# [GIVEN EXERCISE]
Copy out each line below that has the word "magic" in it.

[Data items]
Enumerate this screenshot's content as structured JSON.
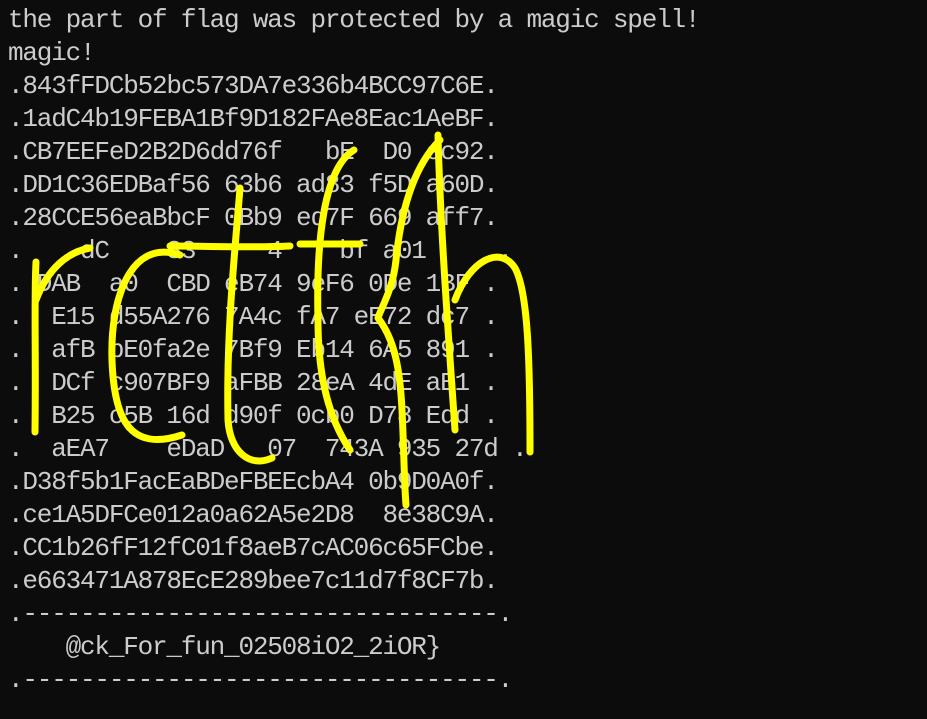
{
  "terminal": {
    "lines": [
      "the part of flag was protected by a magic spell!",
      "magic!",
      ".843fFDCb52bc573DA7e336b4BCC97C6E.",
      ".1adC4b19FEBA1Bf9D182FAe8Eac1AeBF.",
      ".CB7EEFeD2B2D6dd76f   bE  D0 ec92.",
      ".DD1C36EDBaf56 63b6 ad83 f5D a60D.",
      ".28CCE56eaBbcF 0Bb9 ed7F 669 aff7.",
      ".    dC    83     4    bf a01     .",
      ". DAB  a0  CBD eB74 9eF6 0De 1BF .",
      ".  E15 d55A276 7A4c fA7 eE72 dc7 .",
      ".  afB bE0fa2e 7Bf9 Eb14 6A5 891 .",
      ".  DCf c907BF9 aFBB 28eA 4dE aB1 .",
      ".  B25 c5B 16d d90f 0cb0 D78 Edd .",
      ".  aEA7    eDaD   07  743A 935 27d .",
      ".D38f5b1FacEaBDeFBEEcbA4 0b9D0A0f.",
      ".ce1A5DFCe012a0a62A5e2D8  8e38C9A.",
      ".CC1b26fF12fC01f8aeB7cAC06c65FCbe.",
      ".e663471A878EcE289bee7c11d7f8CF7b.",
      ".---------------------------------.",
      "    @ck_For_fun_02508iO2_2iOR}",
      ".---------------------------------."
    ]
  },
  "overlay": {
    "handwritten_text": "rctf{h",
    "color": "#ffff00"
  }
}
==
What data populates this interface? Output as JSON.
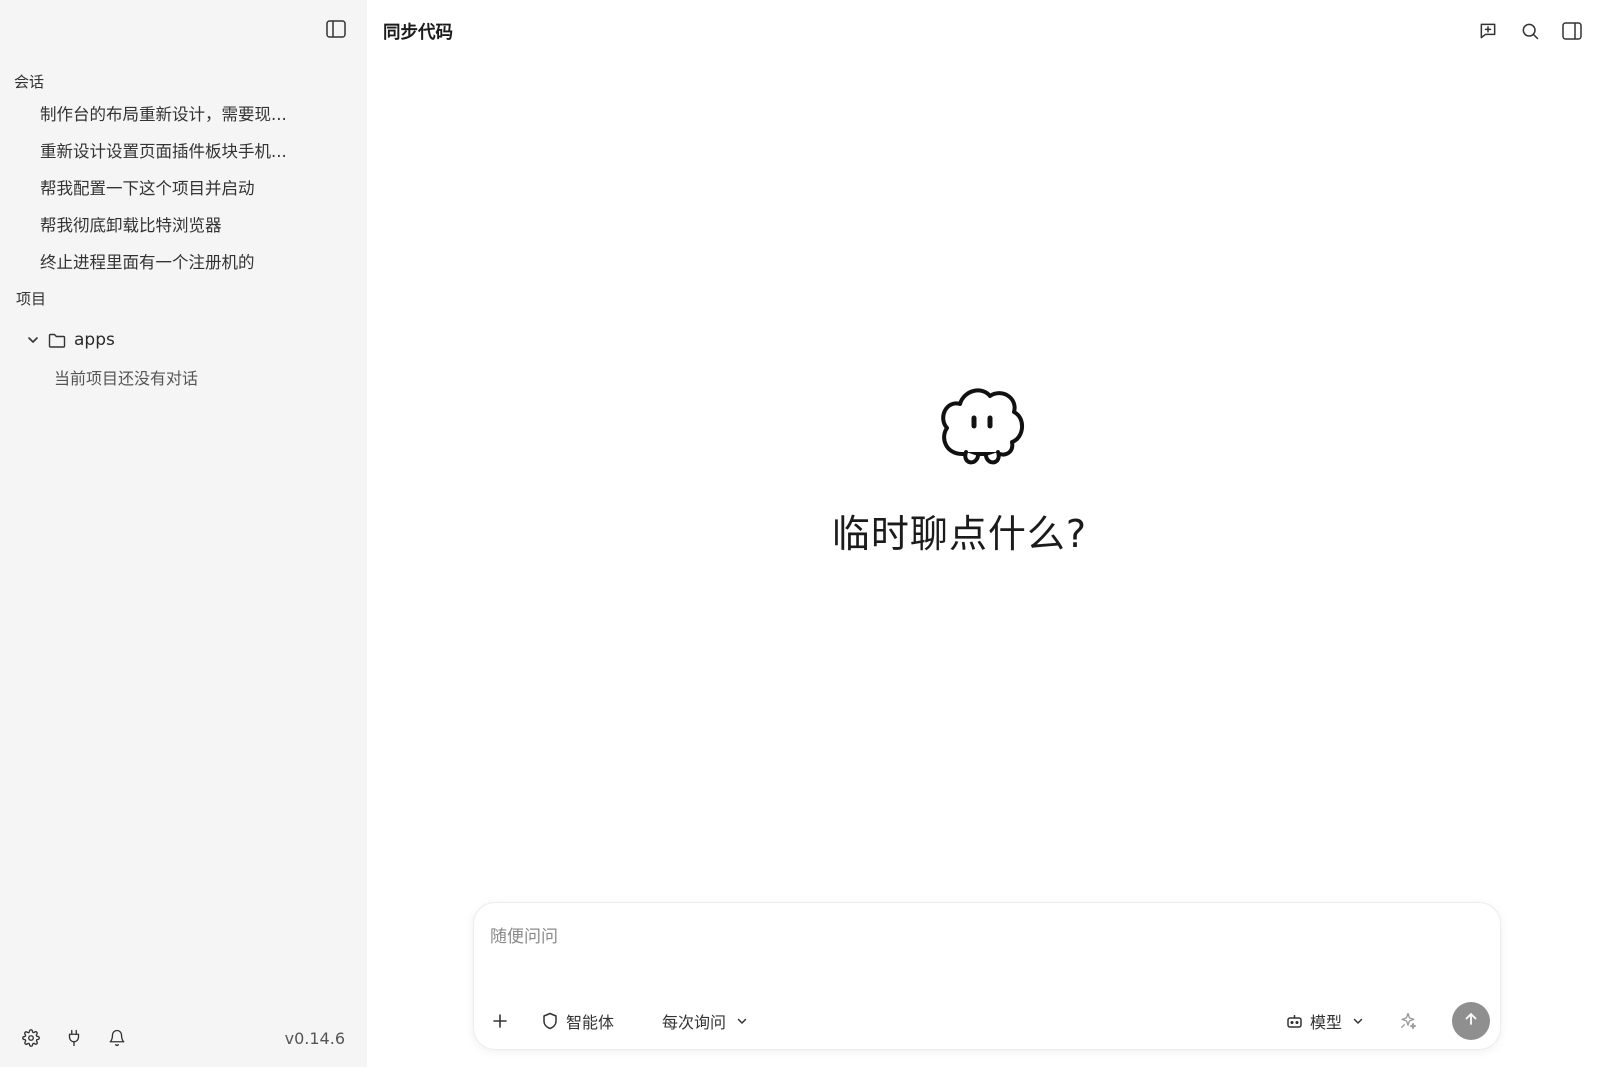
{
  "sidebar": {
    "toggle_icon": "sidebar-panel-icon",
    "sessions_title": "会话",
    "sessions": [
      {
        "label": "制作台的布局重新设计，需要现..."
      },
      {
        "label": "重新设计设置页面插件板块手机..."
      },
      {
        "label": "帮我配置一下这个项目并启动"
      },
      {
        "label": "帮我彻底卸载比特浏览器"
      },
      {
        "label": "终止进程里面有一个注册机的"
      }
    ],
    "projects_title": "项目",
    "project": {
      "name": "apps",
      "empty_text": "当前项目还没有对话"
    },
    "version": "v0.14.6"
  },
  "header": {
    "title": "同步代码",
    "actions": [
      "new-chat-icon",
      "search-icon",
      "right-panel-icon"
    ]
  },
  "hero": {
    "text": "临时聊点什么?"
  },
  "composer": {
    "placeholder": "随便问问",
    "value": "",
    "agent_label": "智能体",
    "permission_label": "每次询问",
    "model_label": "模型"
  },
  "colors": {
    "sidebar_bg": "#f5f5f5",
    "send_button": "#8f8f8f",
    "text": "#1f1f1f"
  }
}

# [EXERCISE RESULT]
      "the part of flag was protected by a magic spell!",
      "magic!",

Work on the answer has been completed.